> EXERCISE MATERIALS
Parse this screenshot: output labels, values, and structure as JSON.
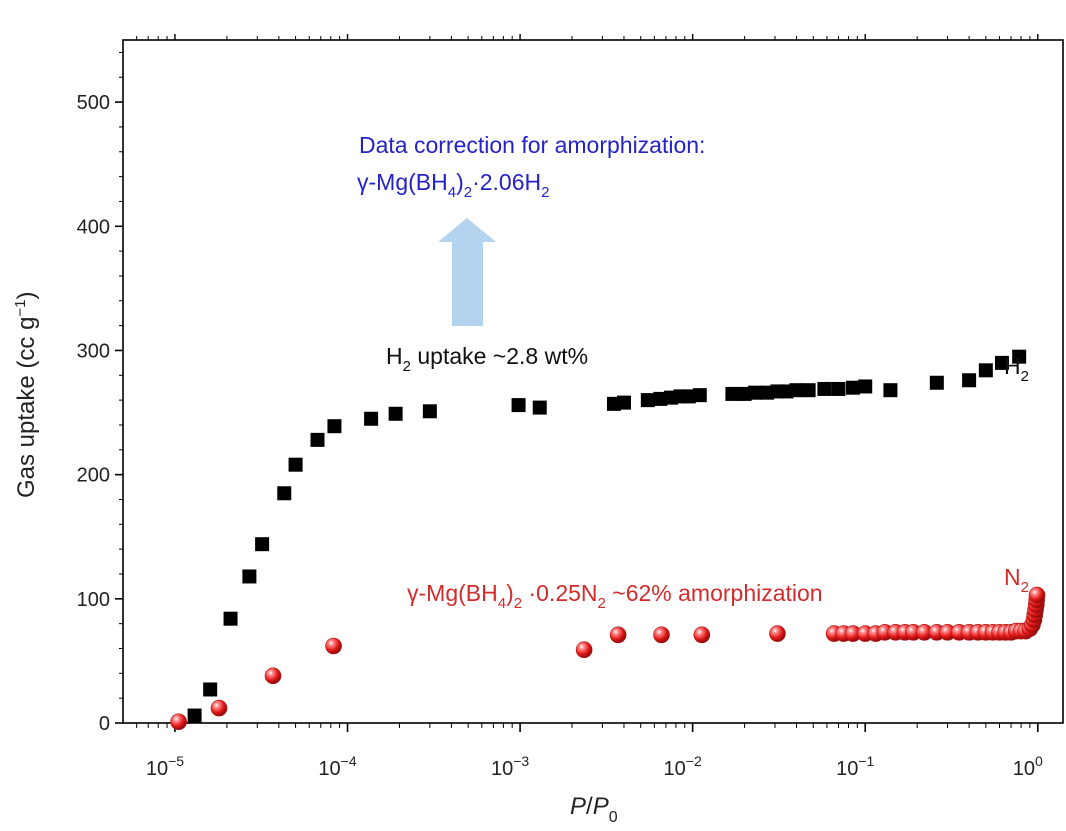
{
  "chart_data": {
    "type": "scatter",
    "xscale": "log",
    "xlim": [
      5e-06,
      1.4
    ],
    "ylim": [
      0,
      550
    ],
    "xlabel": {
      "main": "P",
      "sep": "/",
      "main2": "P",
      "sub": "0"
    },
    "ylabel": {
      "main": "Gas uptake (cc g",
      "sup": "−1",
      "end": ")"
    },
    "x_ticks": [
      {
        "value": 1e-05,
        "base": "10",
        "exp": "−5"
      },
      {
        "value": 0.0001,
        "base": "10",
        "exp": "−4"
      },
      {
        "value": 0.001,
        "base": "10",
        "exp": "−3"
      },
      {
        "value": 0.01,
        "base": "10",
        "exp": "−2"
      },
      {
        "value": 0.1,
        "base": "10",
        "exp": "−1"
      },
      {
        "value": 1,
        "base": "10",
        "exp": "0"
      }
    ],
    "y_ticks": [
      {
        "value": 0,
        "label": "0"
      },
      {
        "value": 100,
        "label": "100"
      },
      {
        "value": 200,
        "label": "200"
      },
      {
        "value": 300,
        "label": "300"
      },
      {
        "value": 400,
        "label": "400"
      },
      {
        "value": 500,
        "label": "500"
      }
    ],
    "series": [
      {
        "name": "H2",
        "label": {
          "main": "H",
          "sub": "2"
        },
        "marker": "square",
        "color": "#000000",
        "points": [
          [
            1.3e-05,
            6
          ],
          [
            1.6e-05,
            27
          ],
          [
            2.1e-05,
            84
          ],
          [
            2.7e-05,
            118
          ],
          [
            3.2e-05,
            144
          ],
          [
            4.3e-05,
            185
          ],
          [
            5e-05,
            208
          ],
          [
            6.7e-05,
            228
          ],
          [
            8.4e-05,
            239
          ],
          [
            0.000137,
            245
          ],
          [
            0.00019,
            249
          ],
          [
            0.0003,
            251
          ],
          [
            0.00098,
            256
          ],
          [
            0.0013,
            254
          ],
          [
            0.0035,
            257
          ],
          [
            0.004,
            258
          ],
          [
            0.0055,
            260
          ],
          [
            0.0065,
            261
          ],
          [
            0.0075,
            262
          ],
          [
            0.0085,
            263
          ],
          [
            0.0095,
            263
          ],
          [
            0.011,
            264
          ],
          [
            0.017,
            265
          ],
          [
            0.02,
            265
          ],
          [
            0.023,
            266
          ],
          [
            0.027,
            266
          ],
          [
            0.031,
            267
          ],
          [
            0.035,
            267
          ],
          [
            0.04,
            268
          ],
          [
            0.047,
            268
          ],
          [
            0.058,
            269
          ],
          [
            0.07,
            269
          ],
          [
            0.085,
            270
          ],
          [
            0.1,
            271
          ],
          [
            0.14,
            268
          ],
          [
            0.26,
            274
          ],
          [
            0.4,
            276
          ],
          [
            0.5,
            284
          ],
          [
            0.62,
            290
          ],
          [
            0.78,
            295
          ]
        ]
      },
      {
        "name": "N2",
        "label": {
          "main": "N",
          "sub": "2"
        },
        "marker": "sphere",
        "color": "#dd1b1b",
        "points": [
          [
            1.05e-05,
            1
          ],
          [
            1.8e-05,
            12
          ],
          [
            3.7e-05,
            38
          ],
          [
            8.3e-05,
            62
          ],
          [
            0.00235,
            59
          ],
          [
            0.0037,
            71
          ],
          [
            0.0066,
            71
          ],
          [
            0.0113,
            71
          ],
          [
            0.031,
            72
          ],
          [
            0.066,
            72
          ],
          [
            0.075,
            72
          ],
          [
            0.085,
            72
          ],
          [
            0.1,
            72
          ],
          [
            0.115,
            72
          ],
          [
            0.13,
            73
          ],
          [
            0.15,
            73
          ],
          [
            0.17,
            73
          ],
          [
            0.19,
            73
          ],
          [
            0.22,
            73
          ],
          [
            0.26,
            73
          ],
          [
            0.3,
            73
          ],
          [
            0.35,
            73
          ],
          [
            0.4,
            73
          ],
          [
            0.45,
            73
          ],
          [
            0.5,
            73
          ],
          [
            0.55,
            73
          ],
          [
            0.6,
            73
          ],
          [
            0.65,
            73
          ],
          [
            0.7,
            73
          ],
          [
            0.75,
            74
          ],
          [
            0.8,
            74
          ],
          [
            0.85,
            74
          ],
          [
            0.9,
            76
          ],
          [
            0.93,
            79
          ],
          [
            0.95,
            83
          ],
          [
            0.96,
            87
          ],
          [
            0.97,
            91
          ],
          [
            0.98,
            95
          ],
          [
            0.985,
            99
          ],
          [
            0.99,
            103
          ]
        ]
      }
    ],
    "annotations": {
      "correction_line1": "Data correction for amorphization:",
      "correction_line2": {
        "p1": "γ-Mg(BH",
        "s1": "4",
        "p2": ")",
        "s2": "2",
        "p3": "·2.06H",
        "s3": "2"
      },
      "h2_uptake": {
        "p1": "H",
        "s1": "2",
        "p2": " uptake ~2.8 wt%"
      },
      "n2_note": {
        "p1": "γ-Mg(BH",
        "s1": "4",
        "p2": ")",
        "s2": "2",
        "p3": " ·0.25N",
        "s3": "2",
        "p4": " ~62% amorphization"
      }
    },
    "colors": {
      "correction_text": "#2323c8",
      "arrow": "#b4d3ee",
      "n2_text": "#d22b2b"
    }
  }
}
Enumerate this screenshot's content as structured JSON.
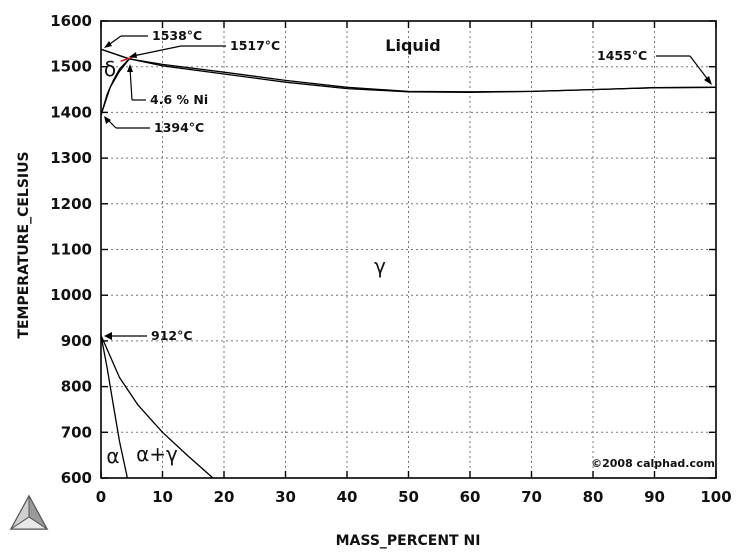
{
  "chart_data": {
    "type": "line",
    "title": "",
    "xlabel": "MASS_PERCENT NI",
    "ylabel": "TEMPERATURE_CELSIUS",
    "xlim": [
      0,
      100
    ],
    "ylim": [
      600,
      1600
    ],
    "x_ticks": [
      "0",
      "10",
      "20",
      "30",
      "40",
      "50",
      "60",
      "70",
      "80",
      "90",
      "100"
    ],
    "y_ticks": [
      "600",
      "700",
      "800",
      "900",
      "1000",
      "1100",
      "1200",
      "1300",
      "1400",
      "1500",
      "1600"
    ],
    "grid": true,
    "series": [
      {
        "name": "",
        "x": [
          0,
          4.6,
          10,
          20,
          30,
          40,
          50,
          60,
          70,
          80,
          90,
          100
        ],
        "y": [
          1538,
          1517,
          1505,
          1488,
          1470,
          1455,
          1446,
          1445,
          1446,
          1450,
          1454,
          1455
        ]
      },
      {
        "name": "",
        "x": [
          0,
          4.6,
          10,
          20,
          30,
          40,
          50,
          60,
          70,
          80,
          90,
          100
        ],
        "y": [
          1538,
          1517,
          1502,
          1484,
          1466,
          1452,
          1445,
          1444,
          1446,
          1450,
          1454,
          1455
        ]
      },
      {
        "name": "",
        "x": [
          0,
          1,
          2,
          3,
          4.6
        ],
        "y": [
          1394,
          1440,
          1470,
          1495,
          1517
        ]
      },
      {
        "name": "",
        "x": [
          0,
          1.5,
          3,
          4.6
        ],
        "y": [
          1394,
          1455,
          1490,
          1517
        ]
      },
      {
        "name": "",
        "x": [
          0,
          1,
          2,
          3,
          4.3
        ],
        "y": [
          912,
          840,
          760,
          680,
          600
        ]
      },
      {
        "name": "",
        "x": [
          0,
          3,
          6,
          10,
          14,
          18.2
        ],
        "y": [
          912,
          820,
          760,
          700,
          650,
          600
        ]
      }
    ],
    "annotations": [
      {
        "text": "1538°C",
        "x": 0,
        "y": 1538
      },
      {
        "text": "1517°C",
        "x": 4.6,
        "y": 1517
      },
      {
        "text": "4.6 % Ni",
        "x": 4.6,
        "y": 1517
      },
      {
        "text": "1394°C",
        "x": 0,
        "y": 1394
      },
      {
        "text": "1455°C",
        "x": 100,
        "y": 1455
      },
      {
        "text": "912°C",
        "x": 0,
        "y": 912
      }
    ],
    "phase_labels": [
      "Liquid",
      "δ",
      "γ",
      "α",
      "α+γ"
    ],
    "copyright": "©2008 calphad.com",
    "colors": {
      "line": "#000000",
      "highlight": "#cc2222",
      "grid": "#777777"
    }
  }
}
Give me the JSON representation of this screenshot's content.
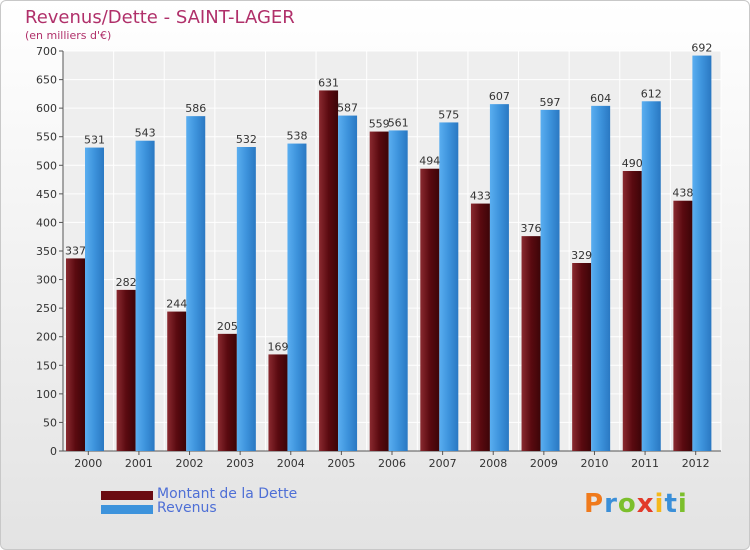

> INSTRUCTIONS TO FOLLOW
Each line with the string "this" in it needs to be found and copied.

> THE ANSWER
Parse this screenshot: output labels, values, and structure as JSON.
Enumerate this screenshot's content as structured JSON.
Give me the JSON representation of this screenshot's content.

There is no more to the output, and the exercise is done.